▶ [What you should do] For the records below, give the count of lines holding the word "Bets" and nothing more.
--- --- ---
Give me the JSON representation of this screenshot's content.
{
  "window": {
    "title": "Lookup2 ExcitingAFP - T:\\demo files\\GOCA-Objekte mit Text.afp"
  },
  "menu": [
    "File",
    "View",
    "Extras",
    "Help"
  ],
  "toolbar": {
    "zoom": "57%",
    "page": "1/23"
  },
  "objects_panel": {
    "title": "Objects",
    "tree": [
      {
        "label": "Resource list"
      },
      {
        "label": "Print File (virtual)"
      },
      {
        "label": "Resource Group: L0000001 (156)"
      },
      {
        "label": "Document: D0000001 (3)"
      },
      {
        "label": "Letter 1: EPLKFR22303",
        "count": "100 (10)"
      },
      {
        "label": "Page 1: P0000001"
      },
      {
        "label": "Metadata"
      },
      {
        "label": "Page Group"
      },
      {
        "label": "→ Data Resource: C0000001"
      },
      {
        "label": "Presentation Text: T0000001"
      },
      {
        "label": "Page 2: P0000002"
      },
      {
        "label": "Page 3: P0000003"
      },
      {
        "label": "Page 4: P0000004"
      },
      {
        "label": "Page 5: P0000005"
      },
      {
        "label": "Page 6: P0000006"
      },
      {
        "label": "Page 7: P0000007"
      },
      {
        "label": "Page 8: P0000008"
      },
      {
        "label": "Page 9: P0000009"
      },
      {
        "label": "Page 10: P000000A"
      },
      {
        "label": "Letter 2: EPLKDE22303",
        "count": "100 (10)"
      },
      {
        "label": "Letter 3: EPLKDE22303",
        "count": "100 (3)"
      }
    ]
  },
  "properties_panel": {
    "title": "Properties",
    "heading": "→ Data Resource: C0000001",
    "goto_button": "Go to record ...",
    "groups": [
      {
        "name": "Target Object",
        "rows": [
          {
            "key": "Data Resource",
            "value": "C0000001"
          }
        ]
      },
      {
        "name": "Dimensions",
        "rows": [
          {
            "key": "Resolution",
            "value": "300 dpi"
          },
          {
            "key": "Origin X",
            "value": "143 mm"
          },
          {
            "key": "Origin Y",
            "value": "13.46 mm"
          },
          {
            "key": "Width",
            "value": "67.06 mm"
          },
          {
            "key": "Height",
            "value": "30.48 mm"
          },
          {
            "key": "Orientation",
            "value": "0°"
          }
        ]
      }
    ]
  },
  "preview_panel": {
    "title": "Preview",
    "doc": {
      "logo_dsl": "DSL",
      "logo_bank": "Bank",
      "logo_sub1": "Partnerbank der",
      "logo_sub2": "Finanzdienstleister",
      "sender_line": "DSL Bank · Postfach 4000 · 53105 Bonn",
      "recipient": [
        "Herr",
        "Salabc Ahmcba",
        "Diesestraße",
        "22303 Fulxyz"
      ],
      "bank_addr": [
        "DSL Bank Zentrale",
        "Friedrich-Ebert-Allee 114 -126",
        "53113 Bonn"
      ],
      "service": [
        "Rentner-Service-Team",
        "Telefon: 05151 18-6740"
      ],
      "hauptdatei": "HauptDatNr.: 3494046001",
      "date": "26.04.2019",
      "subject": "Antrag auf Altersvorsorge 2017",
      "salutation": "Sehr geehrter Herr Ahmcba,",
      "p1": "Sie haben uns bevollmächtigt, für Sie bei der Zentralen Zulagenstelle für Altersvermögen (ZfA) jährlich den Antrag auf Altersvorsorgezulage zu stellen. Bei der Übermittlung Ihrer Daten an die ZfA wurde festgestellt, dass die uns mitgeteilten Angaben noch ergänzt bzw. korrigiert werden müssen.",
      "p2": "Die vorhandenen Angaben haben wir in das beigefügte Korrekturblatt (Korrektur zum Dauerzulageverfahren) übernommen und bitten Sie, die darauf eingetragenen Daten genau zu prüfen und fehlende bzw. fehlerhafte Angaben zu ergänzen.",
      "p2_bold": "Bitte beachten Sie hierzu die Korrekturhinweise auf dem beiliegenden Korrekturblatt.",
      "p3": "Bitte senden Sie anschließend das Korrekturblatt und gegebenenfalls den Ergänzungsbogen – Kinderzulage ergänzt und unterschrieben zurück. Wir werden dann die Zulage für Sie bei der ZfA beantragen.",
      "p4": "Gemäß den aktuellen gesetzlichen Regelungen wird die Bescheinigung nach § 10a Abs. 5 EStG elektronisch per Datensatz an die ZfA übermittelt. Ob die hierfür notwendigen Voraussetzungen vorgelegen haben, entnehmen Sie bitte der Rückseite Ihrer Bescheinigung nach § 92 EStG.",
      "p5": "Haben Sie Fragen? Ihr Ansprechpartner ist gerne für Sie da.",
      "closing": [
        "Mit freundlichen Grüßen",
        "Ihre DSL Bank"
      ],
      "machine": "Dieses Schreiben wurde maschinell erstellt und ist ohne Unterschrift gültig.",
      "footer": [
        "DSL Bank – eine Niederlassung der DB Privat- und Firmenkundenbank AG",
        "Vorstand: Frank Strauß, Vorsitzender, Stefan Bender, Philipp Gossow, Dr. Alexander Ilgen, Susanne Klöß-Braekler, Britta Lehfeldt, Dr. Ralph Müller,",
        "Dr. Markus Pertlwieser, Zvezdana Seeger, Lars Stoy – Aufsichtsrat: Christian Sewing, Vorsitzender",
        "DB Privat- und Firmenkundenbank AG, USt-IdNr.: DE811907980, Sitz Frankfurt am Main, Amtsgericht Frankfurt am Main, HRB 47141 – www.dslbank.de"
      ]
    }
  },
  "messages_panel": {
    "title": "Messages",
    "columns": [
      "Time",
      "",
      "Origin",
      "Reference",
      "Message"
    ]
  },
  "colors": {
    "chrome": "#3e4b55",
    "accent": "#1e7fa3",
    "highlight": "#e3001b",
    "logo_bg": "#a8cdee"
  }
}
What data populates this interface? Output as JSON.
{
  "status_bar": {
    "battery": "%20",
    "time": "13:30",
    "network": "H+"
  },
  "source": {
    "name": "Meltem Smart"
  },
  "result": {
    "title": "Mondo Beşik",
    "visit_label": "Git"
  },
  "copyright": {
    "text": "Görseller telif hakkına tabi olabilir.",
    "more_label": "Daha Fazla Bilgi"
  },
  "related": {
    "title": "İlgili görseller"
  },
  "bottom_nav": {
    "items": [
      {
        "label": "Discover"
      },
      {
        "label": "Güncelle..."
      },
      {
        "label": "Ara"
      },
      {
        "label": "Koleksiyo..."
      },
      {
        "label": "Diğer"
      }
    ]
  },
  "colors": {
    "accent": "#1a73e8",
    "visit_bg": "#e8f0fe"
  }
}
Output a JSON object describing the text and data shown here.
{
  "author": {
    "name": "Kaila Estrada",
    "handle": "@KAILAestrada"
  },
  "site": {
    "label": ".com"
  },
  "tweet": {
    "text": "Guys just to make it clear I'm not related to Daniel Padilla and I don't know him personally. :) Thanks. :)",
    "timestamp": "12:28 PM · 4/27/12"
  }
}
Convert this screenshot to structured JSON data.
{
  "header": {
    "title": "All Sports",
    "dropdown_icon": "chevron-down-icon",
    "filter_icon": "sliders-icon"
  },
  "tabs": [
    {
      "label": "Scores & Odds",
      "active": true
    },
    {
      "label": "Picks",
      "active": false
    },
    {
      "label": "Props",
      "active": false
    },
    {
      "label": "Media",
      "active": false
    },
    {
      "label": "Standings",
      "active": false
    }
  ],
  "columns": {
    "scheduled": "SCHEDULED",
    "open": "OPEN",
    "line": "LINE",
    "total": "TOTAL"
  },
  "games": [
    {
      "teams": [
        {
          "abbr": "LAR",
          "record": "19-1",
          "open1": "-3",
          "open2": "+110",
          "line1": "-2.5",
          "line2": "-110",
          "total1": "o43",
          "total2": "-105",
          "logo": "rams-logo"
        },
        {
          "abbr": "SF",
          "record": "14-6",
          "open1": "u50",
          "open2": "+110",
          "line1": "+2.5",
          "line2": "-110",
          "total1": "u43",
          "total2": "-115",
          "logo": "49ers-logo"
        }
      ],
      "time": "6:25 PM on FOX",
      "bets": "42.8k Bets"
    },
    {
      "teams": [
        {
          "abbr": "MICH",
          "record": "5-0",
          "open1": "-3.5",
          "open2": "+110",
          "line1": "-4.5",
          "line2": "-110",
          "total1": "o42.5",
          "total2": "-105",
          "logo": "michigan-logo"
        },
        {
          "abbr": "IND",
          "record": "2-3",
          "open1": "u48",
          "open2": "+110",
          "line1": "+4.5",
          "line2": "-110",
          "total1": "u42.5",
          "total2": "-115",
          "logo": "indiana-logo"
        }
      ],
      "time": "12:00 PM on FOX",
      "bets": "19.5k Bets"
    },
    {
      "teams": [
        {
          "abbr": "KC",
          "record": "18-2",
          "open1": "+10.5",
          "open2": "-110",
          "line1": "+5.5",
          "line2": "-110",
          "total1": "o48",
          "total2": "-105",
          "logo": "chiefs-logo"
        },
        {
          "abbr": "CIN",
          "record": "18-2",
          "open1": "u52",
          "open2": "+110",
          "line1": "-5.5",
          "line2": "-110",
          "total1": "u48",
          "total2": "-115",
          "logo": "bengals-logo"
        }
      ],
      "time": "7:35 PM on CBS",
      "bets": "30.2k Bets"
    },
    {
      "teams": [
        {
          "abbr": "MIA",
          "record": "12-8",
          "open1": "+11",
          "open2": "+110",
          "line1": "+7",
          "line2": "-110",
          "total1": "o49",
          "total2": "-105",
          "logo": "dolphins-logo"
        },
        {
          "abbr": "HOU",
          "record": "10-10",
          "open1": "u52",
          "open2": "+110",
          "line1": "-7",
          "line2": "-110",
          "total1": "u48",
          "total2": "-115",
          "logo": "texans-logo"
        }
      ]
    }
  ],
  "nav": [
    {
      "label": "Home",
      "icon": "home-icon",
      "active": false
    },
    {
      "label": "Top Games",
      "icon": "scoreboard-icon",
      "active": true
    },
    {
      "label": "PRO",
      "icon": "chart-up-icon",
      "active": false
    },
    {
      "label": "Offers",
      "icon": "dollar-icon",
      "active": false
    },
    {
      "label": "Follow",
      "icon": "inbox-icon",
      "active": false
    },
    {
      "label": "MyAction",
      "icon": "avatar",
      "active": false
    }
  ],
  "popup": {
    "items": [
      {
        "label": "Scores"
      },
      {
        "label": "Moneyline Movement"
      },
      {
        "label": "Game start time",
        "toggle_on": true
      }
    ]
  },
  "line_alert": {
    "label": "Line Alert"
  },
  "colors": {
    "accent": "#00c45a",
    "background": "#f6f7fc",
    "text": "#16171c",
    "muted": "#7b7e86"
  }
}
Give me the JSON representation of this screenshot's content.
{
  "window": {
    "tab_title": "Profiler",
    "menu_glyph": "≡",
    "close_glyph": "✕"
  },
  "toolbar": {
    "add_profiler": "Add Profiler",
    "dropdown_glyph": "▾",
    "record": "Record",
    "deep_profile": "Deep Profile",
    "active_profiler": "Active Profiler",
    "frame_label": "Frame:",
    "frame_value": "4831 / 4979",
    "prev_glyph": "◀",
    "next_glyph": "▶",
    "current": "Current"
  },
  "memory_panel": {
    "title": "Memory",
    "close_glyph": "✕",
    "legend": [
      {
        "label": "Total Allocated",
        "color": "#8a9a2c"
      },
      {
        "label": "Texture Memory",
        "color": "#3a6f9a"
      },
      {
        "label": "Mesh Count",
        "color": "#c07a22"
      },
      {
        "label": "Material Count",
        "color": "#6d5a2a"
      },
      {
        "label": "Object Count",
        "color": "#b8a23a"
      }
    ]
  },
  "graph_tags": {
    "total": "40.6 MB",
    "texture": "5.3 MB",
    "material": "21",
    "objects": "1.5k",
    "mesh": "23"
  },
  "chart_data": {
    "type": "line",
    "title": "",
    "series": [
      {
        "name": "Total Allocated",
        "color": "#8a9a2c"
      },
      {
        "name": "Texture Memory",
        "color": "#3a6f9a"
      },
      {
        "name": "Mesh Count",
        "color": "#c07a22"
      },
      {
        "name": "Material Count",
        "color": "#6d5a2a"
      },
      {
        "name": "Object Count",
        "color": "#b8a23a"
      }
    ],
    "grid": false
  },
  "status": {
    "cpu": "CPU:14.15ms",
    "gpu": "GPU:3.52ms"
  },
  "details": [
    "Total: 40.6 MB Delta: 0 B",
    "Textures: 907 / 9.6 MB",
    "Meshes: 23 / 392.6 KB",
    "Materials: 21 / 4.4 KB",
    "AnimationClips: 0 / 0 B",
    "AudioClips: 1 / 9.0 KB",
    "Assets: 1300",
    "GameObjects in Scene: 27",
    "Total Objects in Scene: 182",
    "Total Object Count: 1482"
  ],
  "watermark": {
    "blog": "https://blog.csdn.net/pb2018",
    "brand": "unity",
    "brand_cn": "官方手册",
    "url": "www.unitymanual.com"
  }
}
--- --- ---
▶ [Exercise result] 3